[PROBLEM] Your task is to copy every line of the entries that contains "楼面荷载依次通过楼板".

[DATA SUPPLIED]
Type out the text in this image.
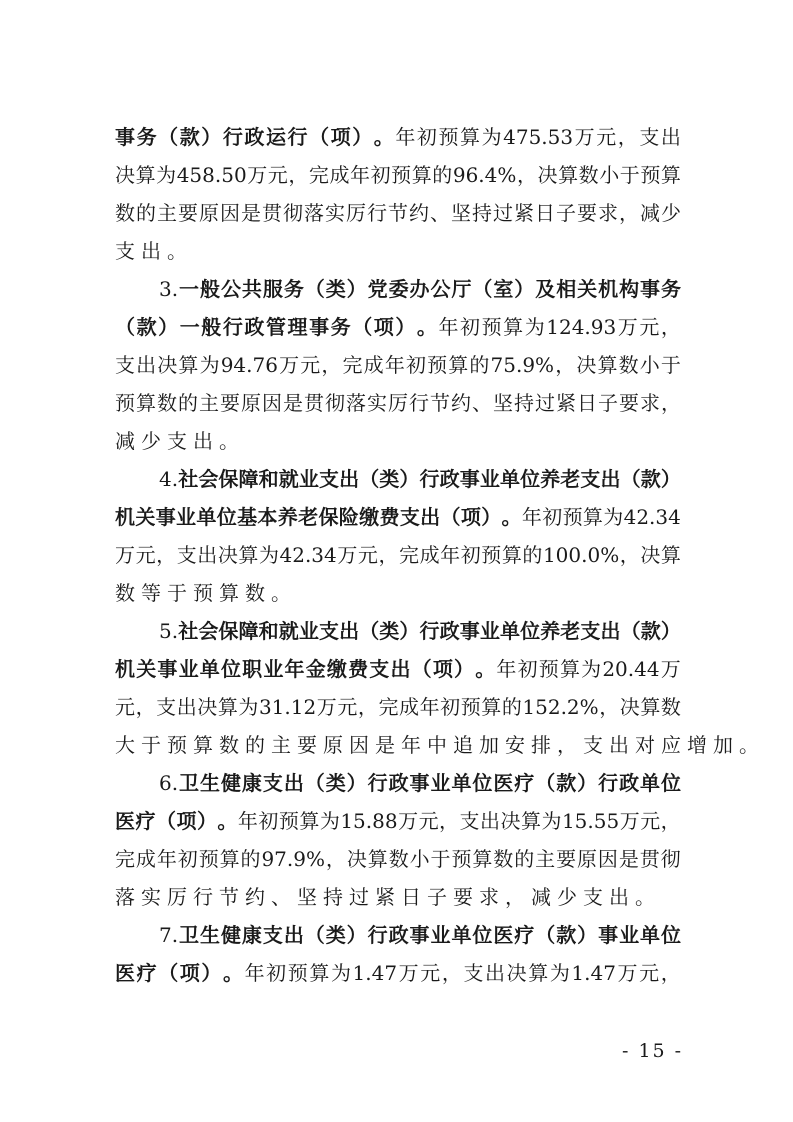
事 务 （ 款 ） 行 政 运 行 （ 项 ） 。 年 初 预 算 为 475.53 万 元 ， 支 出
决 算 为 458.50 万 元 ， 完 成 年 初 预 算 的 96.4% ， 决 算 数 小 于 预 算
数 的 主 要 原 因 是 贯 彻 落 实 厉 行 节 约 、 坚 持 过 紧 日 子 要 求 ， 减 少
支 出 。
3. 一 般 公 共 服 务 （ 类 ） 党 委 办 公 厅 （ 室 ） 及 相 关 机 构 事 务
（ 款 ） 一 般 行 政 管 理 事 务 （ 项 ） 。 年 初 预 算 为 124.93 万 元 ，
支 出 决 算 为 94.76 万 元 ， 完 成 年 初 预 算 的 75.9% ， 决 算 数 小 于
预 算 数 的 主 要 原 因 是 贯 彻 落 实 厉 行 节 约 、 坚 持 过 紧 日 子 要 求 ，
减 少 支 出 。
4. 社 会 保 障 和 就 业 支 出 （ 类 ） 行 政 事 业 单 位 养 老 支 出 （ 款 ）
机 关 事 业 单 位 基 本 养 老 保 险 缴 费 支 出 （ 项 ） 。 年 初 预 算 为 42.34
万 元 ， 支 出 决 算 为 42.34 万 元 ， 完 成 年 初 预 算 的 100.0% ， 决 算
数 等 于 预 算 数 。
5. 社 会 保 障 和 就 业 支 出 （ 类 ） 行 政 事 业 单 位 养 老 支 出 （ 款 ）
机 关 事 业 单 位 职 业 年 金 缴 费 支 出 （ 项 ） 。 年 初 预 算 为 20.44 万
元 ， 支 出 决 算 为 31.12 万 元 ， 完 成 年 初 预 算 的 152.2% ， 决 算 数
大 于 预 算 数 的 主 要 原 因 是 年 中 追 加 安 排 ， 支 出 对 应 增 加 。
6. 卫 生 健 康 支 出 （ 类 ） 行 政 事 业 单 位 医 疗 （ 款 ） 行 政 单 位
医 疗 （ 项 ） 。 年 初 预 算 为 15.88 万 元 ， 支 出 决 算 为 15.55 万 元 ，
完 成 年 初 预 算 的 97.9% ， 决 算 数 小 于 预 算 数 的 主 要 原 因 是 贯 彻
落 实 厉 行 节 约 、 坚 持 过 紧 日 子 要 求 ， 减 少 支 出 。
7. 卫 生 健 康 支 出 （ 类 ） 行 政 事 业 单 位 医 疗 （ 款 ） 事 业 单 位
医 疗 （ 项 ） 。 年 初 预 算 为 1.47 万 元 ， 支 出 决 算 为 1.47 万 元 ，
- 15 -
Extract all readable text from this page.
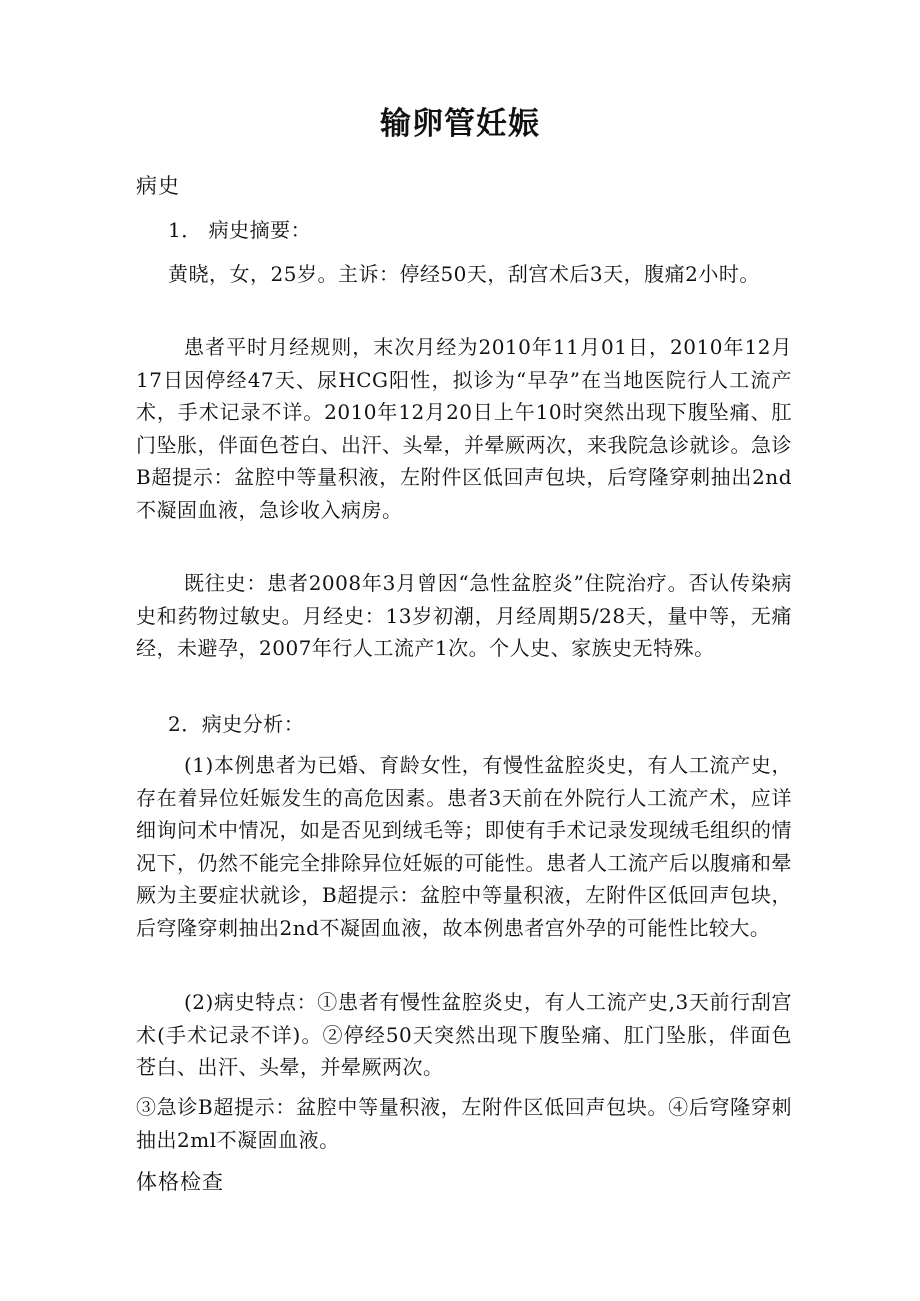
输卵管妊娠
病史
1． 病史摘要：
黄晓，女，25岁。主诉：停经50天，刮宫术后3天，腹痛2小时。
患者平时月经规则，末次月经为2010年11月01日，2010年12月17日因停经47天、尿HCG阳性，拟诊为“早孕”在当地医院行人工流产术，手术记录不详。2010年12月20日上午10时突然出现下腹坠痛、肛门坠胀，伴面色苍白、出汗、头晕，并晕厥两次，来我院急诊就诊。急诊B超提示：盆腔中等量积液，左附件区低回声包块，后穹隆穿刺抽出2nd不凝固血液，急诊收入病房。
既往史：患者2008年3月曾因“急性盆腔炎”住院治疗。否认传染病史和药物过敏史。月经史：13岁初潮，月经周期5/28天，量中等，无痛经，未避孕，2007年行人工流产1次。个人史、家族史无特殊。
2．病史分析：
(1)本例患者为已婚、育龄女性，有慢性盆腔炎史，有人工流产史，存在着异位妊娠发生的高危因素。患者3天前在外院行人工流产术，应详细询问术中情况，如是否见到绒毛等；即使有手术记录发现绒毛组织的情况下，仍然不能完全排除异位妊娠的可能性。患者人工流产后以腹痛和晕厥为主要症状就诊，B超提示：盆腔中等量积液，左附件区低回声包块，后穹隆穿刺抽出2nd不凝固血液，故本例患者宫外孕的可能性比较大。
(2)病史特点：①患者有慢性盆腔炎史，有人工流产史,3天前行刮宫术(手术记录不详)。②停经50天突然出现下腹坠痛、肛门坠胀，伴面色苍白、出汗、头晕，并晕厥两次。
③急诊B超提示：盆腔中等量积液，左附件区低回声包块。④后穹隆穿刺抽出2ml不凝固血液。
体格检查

==

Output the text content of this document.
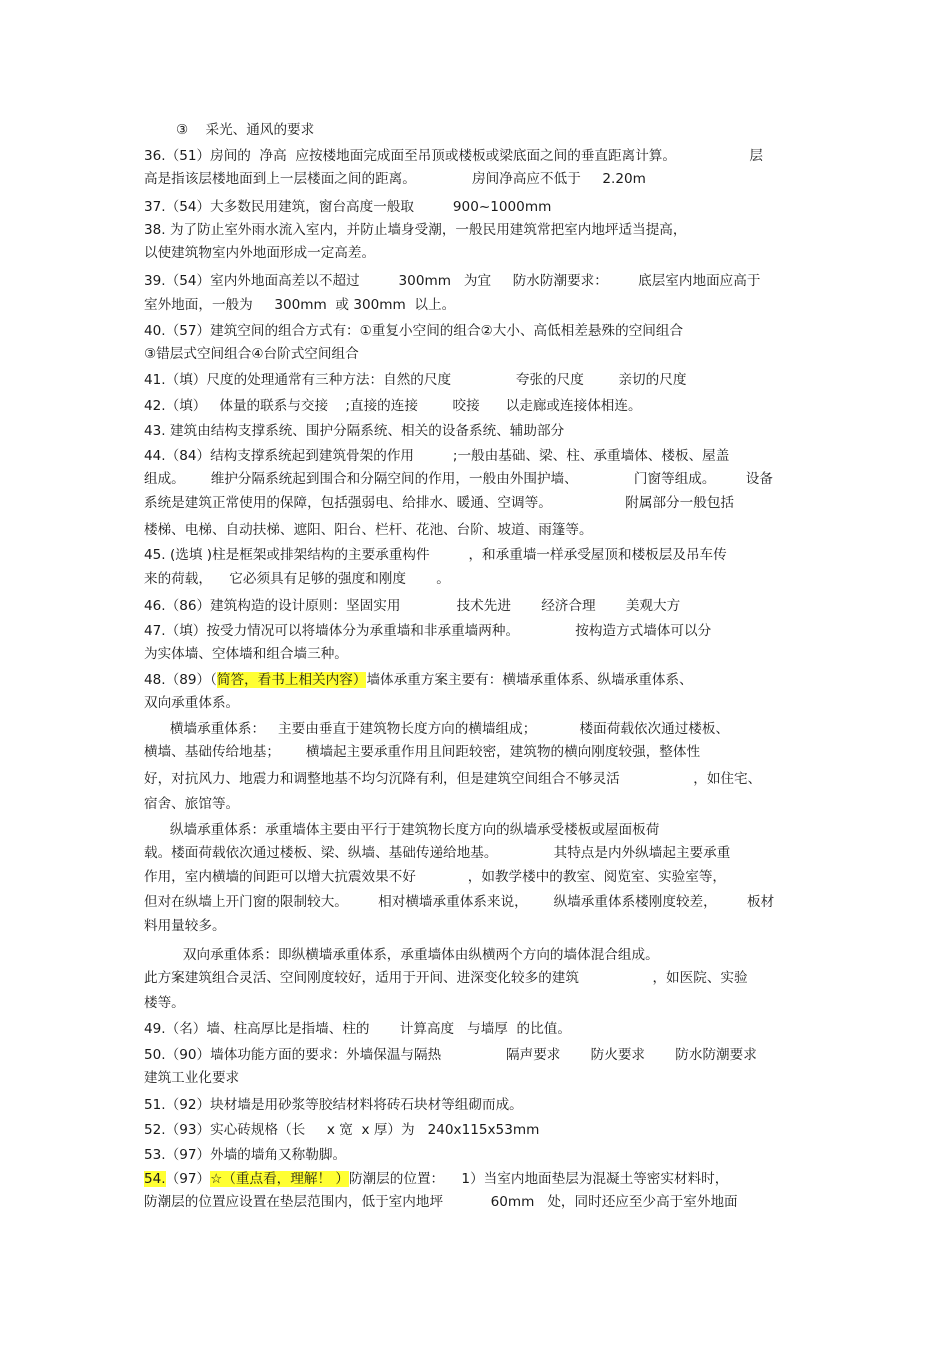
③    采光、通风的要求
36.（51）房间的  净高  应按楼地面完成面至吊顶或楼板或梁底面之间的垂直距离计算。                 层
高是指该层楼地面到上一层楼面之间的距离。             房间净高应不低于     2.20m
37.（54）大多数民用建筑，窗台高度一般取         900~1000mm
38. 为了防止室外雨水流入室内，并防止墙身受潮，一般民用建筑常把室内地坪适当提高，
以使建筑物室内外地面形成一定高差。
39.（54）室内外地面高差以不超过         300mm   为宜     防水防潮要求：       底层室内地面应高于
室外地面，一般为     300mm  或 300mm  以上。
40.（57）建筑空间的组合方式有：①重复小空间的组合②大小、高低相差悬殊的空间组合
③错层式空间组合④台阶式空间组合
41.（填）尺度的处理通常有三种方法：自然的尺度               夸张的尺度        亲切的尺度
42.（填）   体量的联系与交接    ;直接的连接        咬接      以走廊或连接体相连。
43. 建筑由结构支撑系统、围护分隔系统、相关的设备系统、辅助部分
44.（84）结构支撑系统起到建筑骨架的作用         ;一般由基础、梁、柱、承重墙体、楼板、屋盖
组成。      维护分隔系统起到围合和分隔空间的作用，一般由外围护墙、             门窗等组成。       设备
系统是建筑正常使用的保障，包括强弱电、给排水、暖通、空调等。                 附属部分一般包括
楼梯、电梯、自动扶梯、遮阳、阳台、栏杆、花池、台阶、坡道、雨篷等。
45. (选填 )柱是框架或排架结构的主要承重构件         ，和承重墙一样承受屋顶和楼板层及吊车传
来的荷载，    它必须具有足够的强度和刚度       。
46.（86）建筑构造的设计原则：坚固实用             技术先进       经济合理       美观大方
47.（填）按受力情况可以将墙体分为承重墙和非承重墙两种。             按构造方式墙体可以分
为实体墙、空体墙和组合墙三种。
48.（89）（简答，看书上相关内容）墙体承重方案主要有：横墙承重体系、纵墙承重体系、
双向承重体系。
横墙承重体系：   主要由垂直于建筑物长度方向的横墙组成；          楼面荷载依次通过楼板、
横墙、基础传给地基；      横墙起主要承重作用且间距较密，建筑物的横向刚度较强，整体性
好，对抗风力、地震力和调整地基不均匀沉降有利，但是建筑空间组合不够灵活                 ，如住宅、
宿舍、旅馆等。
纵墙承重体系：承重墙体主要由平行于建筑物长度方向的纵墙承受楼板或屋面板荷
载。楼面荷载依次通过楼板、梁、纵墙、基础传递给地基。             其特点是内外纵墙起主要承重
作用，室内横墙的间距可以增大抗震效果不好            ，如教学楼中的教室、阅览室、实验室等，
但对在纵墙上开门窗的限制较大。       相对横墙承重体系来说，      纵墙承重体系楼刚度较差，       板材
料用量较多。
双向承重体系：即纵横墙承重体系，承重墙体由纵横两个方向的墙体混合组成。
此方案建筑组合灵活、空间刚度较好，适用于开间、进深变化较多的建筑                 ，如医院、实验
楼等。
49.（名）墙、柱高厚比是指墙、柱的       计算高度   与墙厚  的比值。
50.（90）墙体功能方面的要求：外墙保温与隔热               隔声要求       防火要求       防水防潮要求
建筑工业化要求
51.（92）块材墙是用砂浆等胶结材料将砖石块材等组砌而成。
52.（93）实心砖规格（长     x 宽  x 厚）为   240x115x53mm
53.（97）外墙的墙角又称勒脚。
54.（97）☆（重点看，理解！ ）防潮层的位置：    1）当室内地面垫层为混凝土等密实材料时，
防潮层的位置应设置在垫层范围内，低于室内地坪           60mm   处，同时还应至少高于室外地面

---

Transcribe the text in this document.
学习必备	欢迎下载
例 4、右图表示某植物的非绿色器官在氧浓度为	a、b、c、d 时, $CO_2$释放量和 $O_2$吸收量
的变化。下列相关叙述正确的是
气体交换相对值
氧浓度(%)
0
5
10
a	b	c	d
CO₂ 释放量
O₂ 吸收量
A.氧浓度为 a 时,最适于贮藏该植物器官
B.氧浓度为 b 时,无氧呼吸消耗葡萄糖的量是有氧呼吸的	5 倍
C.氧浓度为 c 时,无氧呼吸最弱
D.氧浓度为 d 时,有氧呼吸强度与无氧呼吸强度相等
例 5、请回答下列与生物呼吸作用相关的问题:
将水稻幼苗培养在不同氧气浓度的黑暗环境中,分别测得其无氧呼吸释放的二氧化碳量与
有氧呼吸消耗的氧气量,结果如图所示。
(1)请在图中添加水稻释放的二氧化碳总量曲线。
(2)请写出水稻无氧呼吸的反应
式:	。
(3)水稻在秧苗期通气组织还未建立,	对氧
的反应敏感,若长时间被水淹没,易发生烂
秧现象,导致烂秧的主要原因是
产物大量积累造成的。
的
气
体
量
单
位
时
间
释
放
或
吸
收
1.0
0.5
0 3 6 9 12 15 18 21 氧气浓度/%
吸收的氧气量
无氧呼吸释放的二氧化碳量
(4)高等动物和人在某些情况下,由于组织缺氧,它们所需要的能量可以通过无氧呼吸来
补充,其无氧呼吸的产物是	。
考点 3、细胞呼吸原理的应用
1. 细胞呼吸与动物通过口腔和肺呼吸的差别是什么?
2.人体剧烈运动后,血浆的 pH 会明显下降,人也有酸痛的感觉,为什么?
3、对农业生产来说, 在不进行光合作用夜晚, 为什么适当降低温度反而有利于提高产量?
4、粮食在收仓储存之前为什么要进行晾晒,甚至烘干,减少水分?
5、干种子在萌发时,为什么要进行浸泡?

[TASK OUTPUT]
横墙承重体系：   主要由垂直于建筑物长度方向的横墙组成；          楼面荷载依次通过楼板、
载。楼面荷载依次通过楼板、梁、纵墙、基础传递给地基。             其特点是内外纵墙起主要承重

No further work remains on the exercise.